REQUEST.
All of the lines below are to be transcribed faithfully, with pictures excluded from the copy.

EXCERPTED DATA.
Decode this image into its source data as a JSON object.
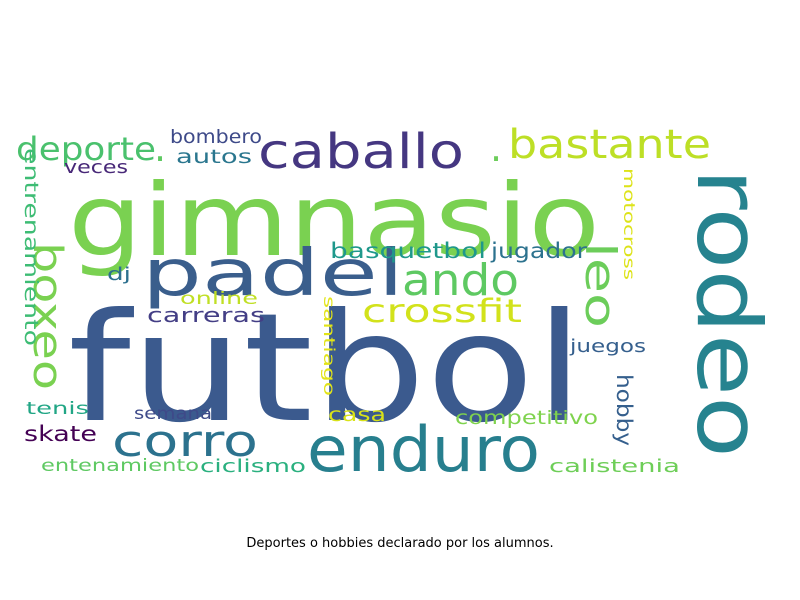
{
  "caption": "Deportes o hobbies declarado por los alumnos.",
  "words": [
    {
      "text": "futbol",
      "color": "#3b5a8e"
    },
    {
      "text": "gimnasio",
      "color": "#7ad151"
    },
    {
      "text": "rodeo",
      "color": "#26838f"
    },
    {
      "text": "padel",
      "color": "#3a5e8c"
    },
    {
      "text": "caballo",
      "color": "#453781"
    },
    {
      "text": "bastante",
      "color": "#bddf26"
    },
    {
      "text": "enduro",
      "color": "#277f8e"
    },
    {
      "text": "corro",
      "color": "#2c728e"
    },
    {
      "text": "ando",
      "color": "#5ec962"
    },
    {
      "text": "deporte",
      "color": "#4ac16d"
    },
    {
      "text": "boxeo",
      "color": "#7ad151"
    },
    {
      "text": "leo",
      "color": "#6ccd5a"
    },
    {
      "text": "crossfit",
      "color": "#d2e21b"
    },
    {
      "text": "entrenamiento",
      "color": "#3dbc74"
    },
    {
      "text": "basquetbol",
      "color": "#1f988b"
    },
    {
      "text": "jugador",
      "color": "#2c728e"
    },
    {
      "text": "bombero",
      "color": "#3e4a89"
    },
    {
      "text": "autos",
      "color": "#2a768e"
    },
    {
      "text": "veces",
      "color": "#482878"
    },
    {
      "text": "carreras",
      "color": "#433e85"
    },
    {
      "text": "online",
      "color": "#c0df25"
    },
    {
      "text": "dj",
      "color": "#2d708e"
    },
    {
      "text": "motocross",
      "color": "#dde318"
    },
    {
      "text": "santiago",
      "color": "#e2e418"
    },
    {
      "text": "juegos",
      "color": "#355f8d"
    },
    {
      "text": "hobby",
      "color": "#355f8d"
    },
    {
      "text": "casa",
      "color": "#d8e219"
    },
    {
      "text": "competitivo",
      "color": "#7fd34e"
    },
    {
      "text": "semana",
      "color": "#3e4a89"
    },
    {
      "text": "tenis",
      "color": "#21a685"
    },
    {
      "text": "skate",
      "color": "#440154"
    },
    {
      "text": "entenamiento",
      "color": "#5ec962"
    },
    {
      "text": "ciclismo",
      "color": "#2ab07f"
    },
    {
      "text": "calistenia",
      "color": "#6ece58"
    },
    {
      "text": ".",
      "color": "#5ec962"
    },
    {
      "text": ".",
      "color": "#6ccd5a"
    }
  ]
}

TASK RESPONSE.
Decode this image into its source data as a JSON object.
{
  "caption": "Deportes o hobbies declarado por los alumnos.",
  "words": [
    {
      "text": "futbol",
      "color": "#3b5a8e"
    },
    {
      "text": "gimnasio",
      "color": "#7ad151"
    },
    {
      "text": "rodeo",
      "color": "#26838f"
    },
    {
      "text": "padel",
      "color": "#3a5e8c"
    },
    {
      "text": "caballo",
      "color": "#453781"
    },
    {
      "text": "bastante",
      "color": "#bddf26"
    },
    {
      "text": "enduro",
      "color": "#277f8e"
    },
    {
      "text": "corro",
      "color": "#2c728e"
    },
    {
      "text": "ando",
      "color": "#5ec962"
    },
    {
      "text": "deporte",
      "color": "#4ac16d"
    },
    {
      "text": "boxeo",
      "color": "#7ad151"
    },
    {
      "text": "leo",
      "color": "#6ccd5a"
    },
    {
      "text": "crossfit",
      "color": "#d2e21b"
    },
    {
      "text": "entrenamiento",
      "color": "#3dbc74"
    },
    {
      "text": "basquetbol",
      "color": "#1f988b"
    },
    {
      "text": "jugador",
      "color": "#2c728e"
    },
    {
      "text": "bombero",
      "color": "#3e4a89"
    },
    {
      "text": "autos",
      "color": "#2a768e"
    },
    {
      "text": "veces",
      "color": "#482878"
    },
    {
      "text": "carreras",
      "color": "#433e85"
    },
    {
      "text": "online",
      "color": "#c0df25"
    },
    {
      "text": "dj",
      "color": "#2d708e"
    },
    {
      "text": "motocross",
      "color": "#dde318"
    },
    {
      "text": "santiago",
      "color": "#e2e418"
    },
    {
      "text": "juegos",
      "color": "#355f8d"
    },
    {
      "text": "hobby",
      "color": "#355f8d"
    },
    {
      "text": "casa",
      "color": "#d8e219"
    },
    {
      "text": "competitivo",
      "color": "#7fd34e"
    },
    {
      "text": "semana",
      "color": "#3e4a89"
    },
    {
      "text": "tenis",
      "color": "#21a685"
    },
    {
      "text": "skate",
      "color": "#440154"
    },
    {
      "text": "entenamiento",
      "color": "#5ec962"
    },
    {
      "text": "ciclismo",
      "color": "#2ab07f"
    },
    {
      "text": "calistenia",
      "color": "#6ece58"
    },
    {
      "text": ".",
      "color": "#5ec962"
    },
    {
      "text": ".",
      "color": "#6ccd5a"
    }
  ]
}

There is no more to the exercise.